◆ MATERIAL FOR THIS EXERCISE

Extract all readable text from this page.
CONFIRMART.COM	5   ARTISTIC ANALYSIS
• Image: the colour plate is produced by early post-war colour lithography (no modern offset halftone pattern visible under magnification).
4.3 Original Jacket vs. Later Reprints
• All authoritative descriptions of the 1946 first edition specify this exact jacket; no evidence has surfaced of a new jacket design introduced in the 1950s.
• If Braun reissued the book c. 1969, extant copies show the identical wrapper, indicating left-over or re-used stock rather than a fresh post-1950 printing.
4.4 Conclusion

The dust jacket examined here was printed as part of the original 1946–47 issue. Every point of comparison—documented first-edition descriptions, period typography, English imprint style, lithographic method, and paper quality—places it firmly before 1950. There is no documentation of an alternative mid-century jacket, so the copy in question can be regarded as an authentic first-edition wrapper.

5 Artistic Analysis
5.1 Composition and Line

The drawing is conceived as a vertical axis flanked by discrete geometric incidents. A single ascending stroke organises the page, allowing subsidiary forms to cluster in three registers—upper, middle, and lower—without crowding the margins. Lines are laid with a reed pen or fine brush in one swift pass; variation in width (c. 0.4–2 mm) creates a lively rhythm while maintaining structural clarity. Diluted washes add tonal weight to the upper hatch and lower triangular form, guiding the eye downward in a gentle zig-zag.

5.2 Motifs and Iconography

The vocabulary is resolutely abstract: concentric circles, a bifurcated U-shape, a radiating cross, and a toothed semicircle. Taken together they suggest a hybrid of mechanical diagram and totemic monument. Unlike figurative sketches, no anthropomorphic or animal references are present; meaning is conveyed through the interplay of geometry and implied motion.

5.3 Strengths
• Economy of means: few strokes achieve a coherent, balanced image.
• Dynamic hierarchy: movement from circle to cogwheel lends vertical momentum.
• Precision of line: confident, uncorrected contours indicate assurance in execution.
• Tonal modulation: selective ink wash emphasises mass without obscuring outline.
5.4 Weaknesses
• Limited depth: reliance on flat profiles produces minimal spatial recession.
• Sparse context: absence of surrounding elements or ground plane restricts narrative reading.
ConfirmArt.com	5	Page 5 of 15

◆ WHAT YOU WILL DO
Repeat the data exactly. Leave nothing out.

◆ PROBLEM SOLUTION
Extract all readable text from this page.
CONFIRMART.COM	5   ARTISTIC ANALYSIS
• Image: the colour plate is produced by early post-war colour lithography (no modern offset halftone pattern visible under magnification).
4.3 Original Jacket vs. Later Reprints
• All authoritative descriptions of the 1946 first edition specify this exact jacket; no evidence has surfaced of a new jacket design introduced in the 1950s.
• If Braun reissued the book c. 1969, extant copies show the identical wrapper, indicating left-over or re-used stock rather than a fresh post-1950 printing.
4.4 Conclusion

The dust jacket examined here was printed as part of the original 1946–47 issue. Every point of comparison—documented first-edition descriptions, period typography, English imprint style, lithographic method, and paper quality—places it firmly before 1950. There is no documentation of an alternative mid-century jacket, so the copy in question can be regarded as an authentic first-edition wrapper.

5 Artistic Analysis
5.1 Composition and Line

The drawing is conceived as a vertical axis flanked by discrete geometric incidents. A single ascending stroke organises the page, allowing subsidiary forms to cluster in three registers—upper, middle, and lower—without crowding the margins. Lines are laid with a reed pen or fine brush in one swift pass; variation in width (c. 0.4–2 mm) creates a lively rhythm while maintaining structural clarity. Diluted washes add tonal weight to the upper hatch and lower triangular form, guiding the eye downward in a gentle zig-zag.

5.2 Motifs and Iconography

The vocabulary is resolutely abstract: concentric circles, a bifurcated U-shape, a radiating cross, and a toothed semicircle. Taken together they suggest a hybrid of mechanical diagram and totemic monument. Unlike figurative sketches, no anthropomorphic or animal references are present; meaning is conveyed through the interplay of geometry and implied motion.

5.3 Strengths
• Economy of means: few strokes achieve a coherent, balanced image.
• Dynamic hierarchy: movement from circle to cogwheel lends vertical momentum.
• Precision of line: confident, uncorrected contours indicate assurance in execution.
• Tonal modulation: selective ink wash emphasises mass without obscuring outline.
5.4 Weaknesses
• Limited depth: reliance on flat profiles produces minimal spatial recession.
• Sparse context: absence of surrounding elements or ground plane restricts narrative reading.
ConfirmArt.com	5	Page 5 of 15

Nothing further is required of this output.